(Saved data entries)
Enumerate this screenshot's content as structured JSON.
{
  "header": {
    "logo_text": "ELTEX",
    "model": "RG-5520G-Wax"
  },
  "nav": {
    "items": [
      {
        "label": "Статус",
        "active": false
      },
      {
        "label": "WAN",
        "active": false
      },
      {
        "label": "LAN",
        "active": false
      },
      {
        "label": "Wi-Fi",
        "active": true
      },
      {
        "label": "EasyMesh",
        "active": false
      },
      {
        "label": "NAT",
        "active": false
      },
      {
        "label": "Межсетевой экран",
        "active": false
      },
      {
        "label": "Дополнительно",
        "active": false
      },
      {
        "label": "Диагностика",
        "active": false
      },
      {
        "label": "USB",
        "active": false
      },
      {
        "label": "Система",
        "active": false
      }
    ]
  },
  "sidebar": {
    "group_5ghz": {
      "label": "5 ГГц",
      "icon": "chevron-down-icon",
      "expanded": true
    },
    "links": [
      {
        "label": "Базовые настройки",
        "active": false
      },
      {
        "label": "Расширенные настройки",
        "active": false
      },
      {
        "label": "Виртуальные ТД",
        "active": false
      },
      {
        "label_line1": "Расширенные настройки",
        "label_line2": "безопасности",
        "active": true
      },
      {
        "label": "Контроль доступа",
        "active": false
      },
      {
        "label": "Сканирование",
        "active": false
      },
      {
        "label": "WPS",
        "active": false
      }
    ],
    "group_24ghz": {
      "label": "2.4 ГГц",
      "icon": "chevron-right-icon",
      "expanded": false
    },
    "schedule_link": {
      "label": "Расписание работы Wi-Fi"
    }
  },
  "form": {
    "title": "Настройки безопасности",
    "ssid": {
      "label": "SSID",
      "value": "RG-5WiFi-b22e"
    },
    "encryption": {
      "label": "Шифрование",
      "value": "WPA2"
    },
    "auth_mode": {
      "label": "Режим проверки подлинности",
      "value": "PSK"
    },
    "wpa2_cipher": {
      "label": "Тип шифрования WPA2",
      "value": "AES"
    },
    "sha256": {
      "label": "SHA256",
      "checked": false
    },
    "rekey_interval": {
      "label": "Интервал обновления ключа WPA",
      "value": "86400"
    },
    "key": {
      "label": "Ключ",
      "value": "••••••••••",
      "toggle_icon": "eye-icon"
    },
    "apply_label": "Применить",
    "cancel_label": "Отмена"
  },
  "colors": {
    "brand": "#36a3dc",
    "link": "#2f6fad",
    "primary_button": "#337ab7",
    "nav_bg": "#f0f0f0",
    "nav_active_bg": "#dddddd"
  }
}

**Given problem:**
Every entry must be quoted exactly as it appears above.

**Worked solution:**
Enumerate this screenshot's content as structured JSON.
{
  "header": {
    "logo_text": "ELTEX",
    "model": "RG-5520G-Wax"
  },
  "nav": {
    "items": [
      {
        "label": "Статус",
        "active": false
      },
      {
        "label": "WAN",
        "active": false
      },
      {
        "label": "LAN",
        "active": false
      },
      {
        "label": "Wi-Fi",
        "active": true
      },
      {
        "label": "EasyMesh",
        "active": false
      },
      {
        "label": "NAT",
        "active": false
      },
      {
        "label": "Межсетевой экран",
        "active": false
      },
      {
        "label": "Дополнительно",
        "active": false
      },
      {
        "label": "Диагностика",
        "active": false
      },
      {
        "label": "USB",
        "active": false
      },
      {
        "label": "Система",
        "active": false
      }
    ]
  },
  "sidebar": {
    "group_5ghz": {
      "label": "5 ГГц",
      "icon": "chevron-down-icon",
      "expanded": true
    },
    "links": [
      {
        "label": "Базовые настройки",
        "active": false
      },
      {
        "label": "Расширенные настройки",
        "active": false
      },
      {
        "label": "Виртуальные ТД",
        "active": false
      },
      {
        "label_line1": "Расширенные настройки",
        "label_line2": "безопасности",
        "active": true
      },
      {
        "label": "Контроль доступа",
        "active": false
      },
      {
        "label": "Сканирование",
        "active": false
      },
      {
        "label": "WPS",
        "active": false
      }
    ],
    "group_24ghz": {
      "label": "2.4 ГГц",
      "icon": "chevron-right-icon",
      "expanded": false
    },
    "schedule_link": {
      "label": "Расписание работы Wi-Fi"
    }
  },
  "form": {
    "title": "Настройки безопасности",
    "ssid": {
      "label": "SSID",
      "value": "RG-5WiFi-b22e"
    },
    "encryption": {
      "label": "Шифрование",
      "value": "WPA2"
    },
    "auth_mode": {
      "label": "Режим проверки подлинности",
      "value": "PSK"
    },
    "wpa2_cipher": {
      "label": "Тип шифрования WPA2",
      "value": "AES"
    },
    "sha256": {
      "label": "SHA256",
      "checked": false
    },
    "rekey_interval": {
      "label": "Интервал обновления ключа WPA",
      "value": "86400"
    },
    "key": {
      "label": "Ключ",
      "value": "••••••••••",
      "toggle_icon": "eye-icon"
    },
    "apply_label": "Применить",
    "cancel_label": "Отмена"
  },
  "colors": {
    "brand": "#36a3dc",
    "link": "#2f6fad",
    "primary_button": "#337ab7",
    "nav_bg": "#f0f0f0",
    "nav_active_bg": "#dddddd"
  }
}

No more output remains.